- GOAL
Spot every line with the word "text" and return it.

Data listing
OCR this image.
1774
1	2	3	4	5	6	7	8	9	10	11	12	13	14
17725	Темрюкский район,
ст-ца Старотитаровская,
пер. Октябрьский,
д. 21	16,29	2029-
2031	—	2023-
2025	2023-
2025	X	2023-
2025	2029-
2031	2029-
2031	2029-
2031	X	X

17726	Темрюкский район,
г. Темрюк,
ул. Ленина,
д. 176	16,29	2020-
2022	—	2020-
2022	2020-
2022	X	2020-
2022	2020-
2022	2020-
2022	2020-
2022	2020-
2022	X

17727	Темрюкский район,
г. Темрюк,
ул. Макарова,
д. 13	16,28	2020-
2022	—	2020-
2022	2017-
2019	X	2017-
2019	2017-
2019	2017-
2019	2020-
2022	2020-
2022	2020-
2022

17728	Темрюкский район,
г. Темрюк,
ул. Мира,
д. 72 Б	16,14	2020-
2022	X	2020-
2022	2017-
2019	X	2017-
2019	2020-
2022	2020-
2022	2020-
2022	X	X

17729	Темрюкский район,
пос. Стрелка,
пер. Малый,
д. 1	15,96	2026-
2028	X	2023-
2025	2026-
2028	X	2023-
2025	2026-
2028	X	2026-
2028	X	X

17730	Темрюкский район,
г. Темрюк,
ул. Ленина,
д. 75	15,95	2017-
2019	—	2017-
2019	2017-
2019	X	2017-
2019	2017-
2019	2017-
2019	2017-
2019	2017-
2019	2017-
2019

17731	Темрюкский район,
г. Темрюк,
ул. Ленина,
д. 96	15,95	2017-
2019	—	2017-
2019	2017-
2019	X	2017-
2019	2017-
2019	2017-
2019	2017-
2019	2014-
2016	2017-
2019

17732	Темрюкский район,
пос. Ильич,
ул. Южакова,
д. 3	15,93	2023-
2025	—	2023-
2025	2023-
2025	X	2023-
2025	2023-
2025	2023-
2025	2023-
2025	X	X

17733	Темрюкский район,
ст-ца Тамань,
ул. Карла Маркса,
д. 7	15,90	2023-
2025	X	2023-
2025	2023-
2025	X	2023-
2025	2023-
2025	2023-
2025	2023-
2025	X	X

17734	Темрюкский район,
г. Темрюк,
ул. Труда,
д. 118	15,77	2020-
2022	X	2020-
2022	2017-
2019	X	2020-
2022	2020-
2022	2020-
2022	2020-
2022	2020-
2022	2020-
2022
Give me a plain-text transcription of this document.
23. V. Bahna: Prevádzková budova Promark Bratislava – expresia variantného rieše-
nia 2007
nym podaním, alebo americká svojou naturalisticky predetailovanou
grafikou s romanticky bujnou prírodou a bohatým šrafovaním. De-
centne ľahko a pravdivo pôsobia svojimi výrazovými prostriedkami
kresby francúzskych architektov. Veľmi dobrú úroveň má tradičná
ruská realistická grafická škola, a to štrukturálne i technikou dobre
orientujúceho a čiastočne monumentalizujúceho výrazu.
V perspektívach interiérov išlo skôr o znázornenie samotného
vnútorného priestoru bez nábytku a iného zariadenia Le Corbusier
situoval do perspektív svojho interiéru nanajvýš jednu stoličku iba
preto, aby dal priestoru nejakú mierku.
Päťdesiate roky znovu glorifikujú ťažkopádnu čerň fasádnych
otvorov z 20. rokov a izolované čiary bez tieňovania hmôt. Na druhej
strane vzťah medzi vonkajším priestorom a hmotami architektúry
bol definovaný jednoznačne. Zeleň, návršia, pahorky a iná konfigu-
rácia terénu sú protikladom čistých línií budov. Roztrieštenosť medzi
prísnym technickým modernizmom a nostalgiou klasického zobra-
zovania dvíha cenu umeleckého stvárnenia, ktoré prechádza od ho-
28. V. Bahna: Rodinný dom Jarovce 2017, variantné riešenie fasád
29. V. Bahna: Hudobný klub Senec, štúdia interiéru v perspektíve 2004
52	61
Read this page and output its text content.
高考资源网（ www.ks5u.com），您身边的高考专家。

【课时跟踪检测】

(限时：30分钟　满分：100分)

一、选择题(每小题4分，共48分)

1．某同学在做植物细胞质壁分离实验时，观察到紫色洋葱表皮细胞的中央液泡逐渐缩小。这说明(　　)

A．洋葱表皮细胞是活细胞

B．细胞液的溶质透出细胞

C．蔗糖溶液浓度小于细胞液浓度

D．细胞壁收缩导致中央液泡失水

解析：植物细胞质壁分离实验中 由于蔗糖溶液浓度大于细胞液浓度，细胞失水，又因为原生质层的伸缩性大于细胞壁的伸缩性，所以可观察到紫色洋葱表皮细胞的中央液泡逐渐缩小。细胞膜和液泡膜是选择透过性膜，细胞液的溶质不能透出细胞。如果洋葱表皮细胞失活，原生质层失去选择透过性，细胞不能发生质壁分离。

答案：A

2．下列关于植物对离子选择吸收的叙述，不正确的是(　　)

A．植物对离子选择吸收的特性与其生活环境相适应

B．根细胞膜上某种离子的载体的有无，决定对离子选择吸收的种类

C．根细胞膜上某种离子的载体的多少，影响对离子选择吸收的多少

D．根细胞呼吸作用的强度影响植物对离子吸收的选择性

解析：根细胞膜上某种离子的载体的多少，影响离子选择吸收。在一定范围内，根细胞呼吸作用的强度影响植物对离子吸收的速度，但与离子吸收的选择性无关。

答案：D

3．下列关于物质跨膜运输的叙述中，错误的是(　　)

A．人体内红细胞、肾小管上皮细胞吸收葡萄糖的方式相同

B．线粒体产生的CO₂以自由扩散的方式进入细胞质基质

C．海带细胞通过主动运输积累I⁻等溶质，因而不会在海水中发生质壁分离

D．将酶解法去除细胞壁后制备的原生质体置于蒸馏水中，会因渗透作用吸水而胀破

- RESPONSE
Give me a plain-text transcription of this document.
Read this page and output its text content.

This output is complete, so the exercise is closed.